* To be done
Search the records for the word "шины" and pick out every line that has it.

↓↓↓

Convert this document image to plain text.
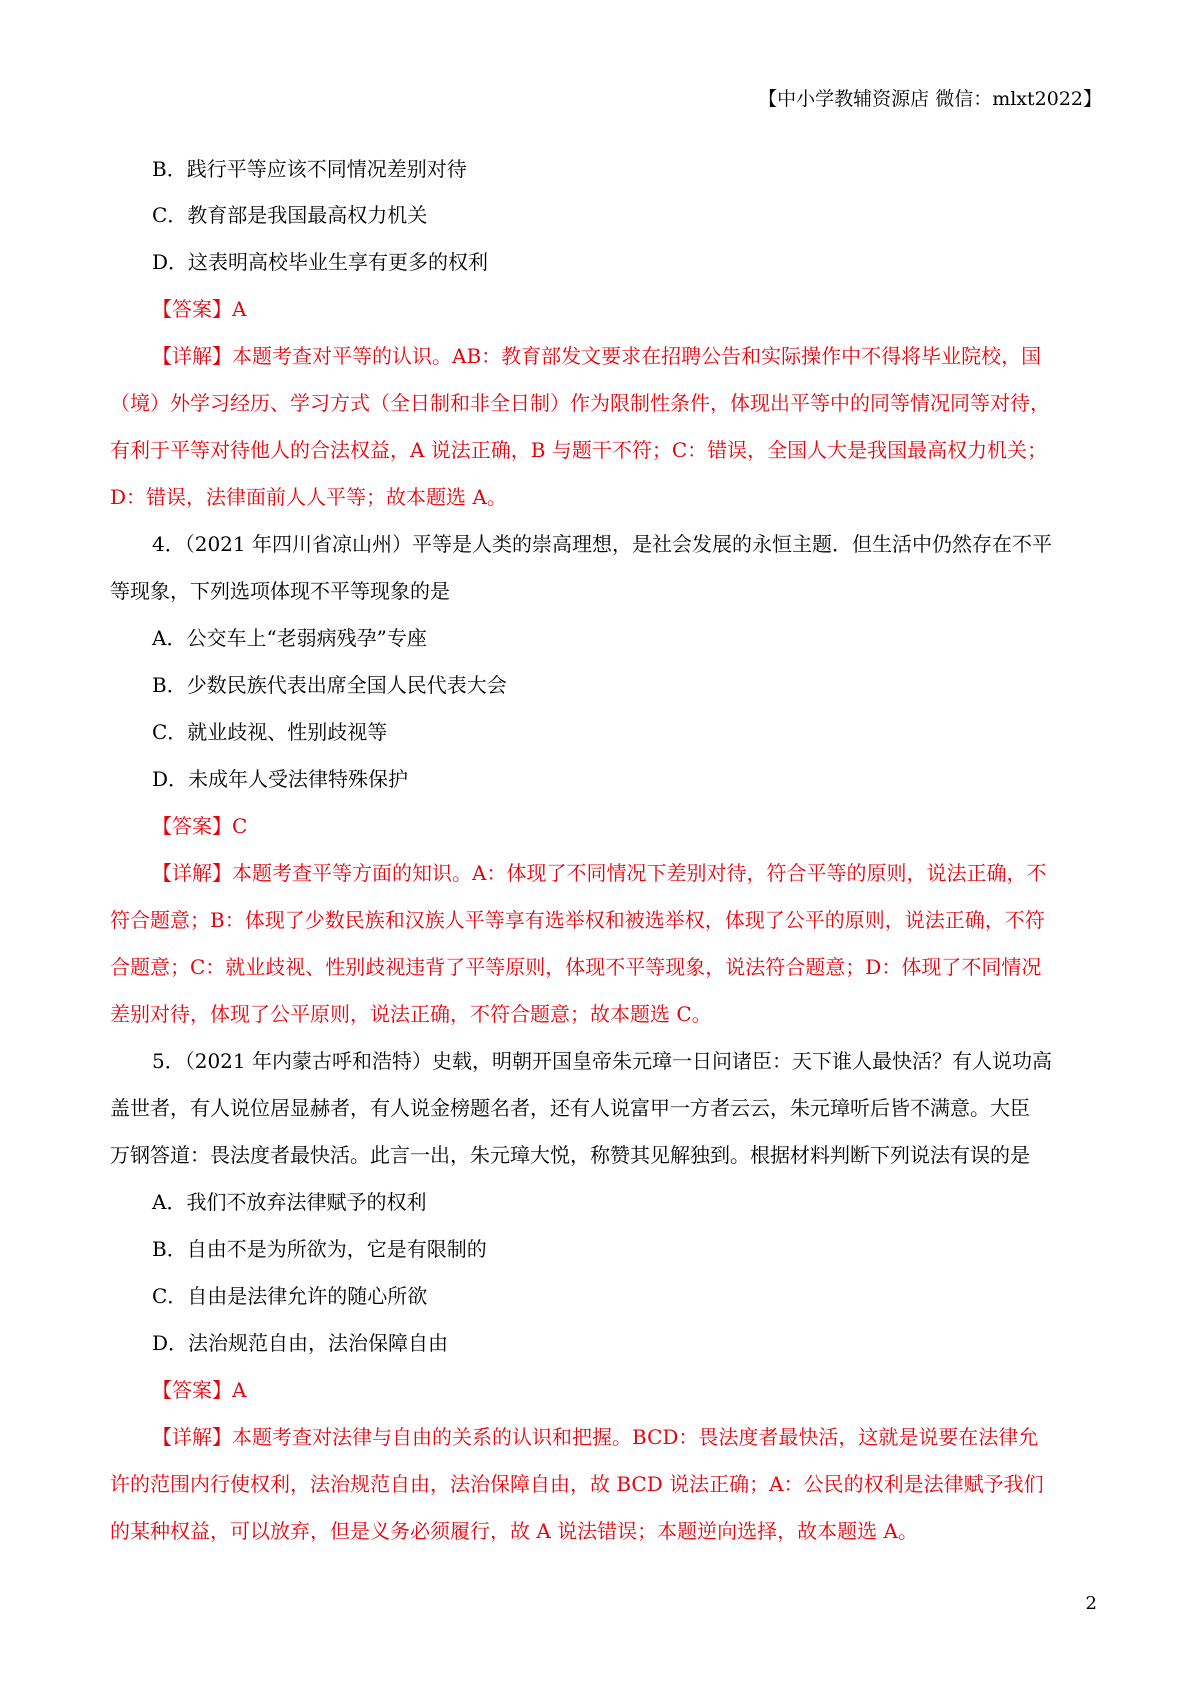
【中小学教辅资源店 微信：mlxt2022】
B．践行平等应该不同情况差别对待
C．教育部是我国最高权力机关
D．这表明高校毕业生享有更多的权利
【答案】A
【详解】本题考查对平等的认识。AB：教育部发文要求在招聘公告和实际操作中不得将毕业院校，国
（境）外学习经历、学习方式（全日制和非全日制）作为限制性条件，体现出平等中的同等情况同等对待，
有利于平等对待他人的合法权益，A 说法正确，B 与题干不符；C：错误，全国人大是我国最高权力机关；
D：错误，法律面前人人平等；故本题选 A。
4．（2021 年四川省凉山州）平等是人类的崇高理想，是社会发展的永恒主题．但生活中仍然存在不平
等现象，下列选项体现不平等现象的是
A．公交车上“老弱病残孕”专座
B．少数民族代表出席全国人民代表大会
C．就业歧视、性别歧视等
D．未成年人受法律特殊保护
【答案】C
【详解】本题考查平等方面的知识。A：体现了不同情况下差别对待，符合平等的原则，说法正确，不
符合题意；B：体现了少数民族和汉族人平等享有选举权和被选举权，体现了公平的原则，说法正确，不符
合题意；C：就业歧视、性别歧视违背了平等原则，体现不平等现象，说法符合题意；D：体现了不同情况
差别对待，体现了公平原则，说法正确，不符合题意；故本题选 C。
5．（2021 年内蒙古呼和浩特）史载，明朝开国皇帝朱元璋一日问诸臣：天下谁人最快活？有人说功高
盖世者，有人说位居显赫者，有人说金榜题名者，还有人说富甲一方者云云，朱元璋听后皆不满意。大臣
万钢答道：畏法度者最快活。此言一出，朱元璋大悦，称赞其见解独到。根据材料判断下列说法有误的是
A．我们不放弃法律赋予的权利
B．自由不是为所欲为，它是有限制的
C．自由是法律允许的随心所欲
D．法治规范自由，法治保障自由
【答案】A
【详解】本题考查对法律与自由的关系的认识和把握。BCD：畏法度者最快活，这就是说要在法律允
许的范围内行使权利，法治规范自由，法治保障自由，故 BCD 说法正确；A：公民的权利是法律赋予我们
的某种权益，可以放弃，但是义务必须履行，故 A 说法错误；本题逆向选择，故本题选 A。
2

↑↑↑
↓↓↓

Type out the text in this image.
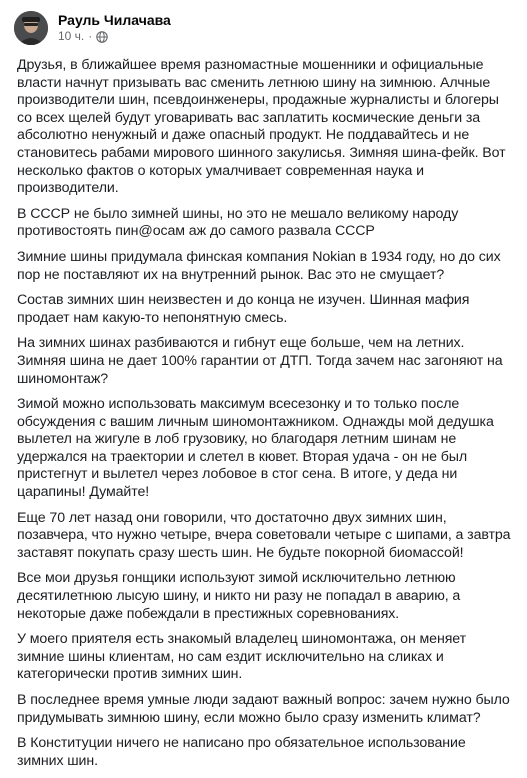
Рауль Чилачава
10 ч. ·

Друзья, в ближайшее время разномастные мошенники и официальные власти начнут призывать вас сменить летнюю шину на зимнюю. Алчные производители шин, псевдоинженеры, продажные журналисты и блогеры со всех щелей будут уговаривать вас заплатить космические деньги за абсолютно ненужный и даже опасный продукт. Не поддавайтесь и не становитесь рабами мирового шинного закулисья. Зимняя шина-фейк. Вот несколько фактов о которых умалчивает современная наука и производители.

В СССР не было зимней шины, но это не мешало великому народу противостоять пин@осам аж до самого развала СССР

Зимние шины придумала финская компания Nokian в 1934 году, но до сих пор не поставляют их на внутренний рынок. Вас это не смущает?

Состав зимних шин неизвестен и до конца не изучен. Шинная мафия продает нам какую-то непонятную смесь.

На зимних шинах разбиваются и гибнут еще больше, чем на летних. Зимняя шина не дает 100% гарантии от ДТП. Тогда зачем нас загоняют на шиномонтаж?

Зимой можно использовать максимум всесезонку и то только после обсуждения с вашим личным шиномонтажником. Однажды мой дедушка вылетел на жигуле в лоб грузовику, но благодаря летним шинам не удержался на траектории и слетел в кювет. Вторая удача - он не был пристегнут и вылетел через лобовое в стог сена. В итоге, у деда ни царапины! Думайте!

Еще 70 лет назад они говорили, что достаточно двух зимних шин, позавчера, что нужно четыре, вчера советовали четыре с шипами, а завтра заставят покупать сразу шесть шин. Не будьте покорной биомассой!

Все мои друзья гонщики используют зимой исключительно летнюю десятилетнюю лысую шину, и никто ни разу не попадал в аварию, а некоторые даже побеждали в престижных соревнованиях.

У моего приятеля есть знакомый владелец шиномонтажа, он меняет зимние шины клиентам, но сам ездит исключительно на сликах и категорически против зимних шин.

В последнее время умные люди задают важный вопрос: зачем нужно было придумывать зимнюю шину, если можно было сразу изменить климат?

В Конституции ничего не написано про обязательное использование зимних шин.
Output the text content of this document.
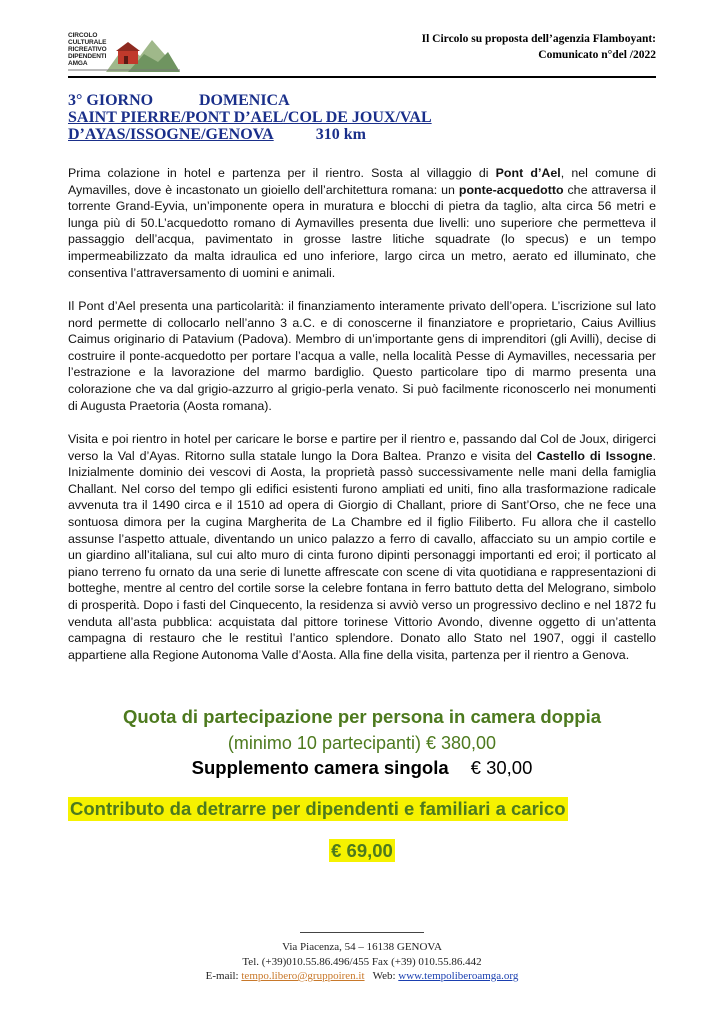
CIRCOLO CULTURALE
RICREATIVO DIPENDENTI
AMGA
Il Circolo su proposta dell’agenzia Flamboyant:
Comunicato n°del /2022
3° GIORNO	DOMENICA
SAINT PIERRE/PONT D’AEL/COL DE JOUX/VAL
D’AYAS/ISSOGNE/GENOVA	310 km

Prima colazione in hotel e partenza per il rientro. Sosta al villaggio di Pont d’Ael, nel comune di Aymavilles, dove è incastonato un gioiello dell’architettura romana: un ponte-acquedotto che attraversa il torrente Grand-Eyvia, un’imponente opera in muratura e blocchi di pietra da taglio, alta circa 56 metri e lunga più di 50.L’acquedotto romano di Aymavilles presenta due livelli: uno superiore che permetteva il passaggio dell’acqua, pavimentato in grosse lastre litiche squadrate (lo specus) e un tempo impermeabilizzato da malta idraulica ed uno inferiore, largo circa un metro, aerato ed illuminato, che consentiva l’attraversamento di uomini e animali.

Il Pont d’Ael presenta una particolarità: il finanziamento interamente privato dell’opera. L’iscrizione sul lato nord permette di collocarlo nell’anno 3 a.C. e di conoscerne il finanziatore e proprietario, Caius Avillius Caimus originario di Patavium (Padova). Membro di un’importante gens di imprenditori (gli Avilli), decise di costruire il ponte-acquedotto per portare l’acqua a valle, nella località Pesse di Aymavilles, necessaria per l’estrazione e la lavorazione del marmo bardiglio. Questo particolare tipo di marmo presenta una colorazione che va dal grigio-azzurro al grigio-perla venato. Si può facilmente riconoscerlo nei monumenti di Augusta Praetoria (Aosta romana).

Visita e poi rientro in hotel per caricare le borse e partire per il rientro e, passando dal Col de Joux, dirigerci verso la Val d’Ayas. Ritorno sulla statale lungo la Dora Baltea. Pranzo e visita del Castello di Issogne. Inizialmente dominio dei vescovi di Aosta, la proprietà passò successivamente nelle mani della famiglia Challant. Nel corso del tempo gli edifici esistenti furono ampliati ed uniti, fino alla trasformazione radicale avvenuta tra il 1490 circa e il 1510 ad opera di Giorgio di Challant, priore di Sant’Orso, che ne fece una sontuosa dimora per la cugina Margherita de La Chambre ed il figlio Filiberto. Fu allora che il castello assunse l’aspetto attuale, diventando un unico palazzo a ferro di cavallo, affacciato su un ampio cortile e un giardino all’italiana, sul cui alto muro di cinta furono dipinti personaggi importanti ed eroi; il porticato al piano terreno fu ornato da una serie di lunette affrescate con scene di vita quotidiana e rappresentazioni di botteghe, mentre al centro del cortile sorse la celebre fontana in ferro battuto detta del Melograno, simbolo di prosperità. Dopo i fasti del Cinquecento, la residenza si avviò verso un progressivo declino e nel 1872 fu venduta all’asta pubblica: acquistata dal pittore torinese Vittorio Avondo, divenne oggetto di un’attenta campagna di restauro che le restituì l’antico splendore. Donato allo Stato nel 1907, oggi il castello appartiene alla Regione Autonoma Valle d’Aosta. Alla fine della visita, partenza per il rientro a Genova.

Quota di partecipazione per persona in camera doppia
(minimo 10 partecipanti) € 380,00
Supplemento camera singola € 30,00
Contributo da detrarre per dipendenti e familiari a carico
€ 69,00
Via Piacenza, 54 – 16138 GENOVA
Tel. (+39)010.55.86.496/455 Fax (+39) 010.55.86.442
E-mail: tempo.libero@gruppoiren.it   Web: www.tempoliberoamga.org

↑↑↑

* Response to this task
В СССР не было зимней шины, но это не мешало великому народу противостоять пин@осам аж до самого развала СССР
Зимние шины придумала финская компания Nokian в 1934 году, но до сих пор не поставляют их на внутренний рынок. Вас это не смущает?
У моего приятеля есть знакомый владелец шиномонтажа, он меняет зимние шины клиентам, но сам ездит исключительно на сликах и категорически против зимних шин.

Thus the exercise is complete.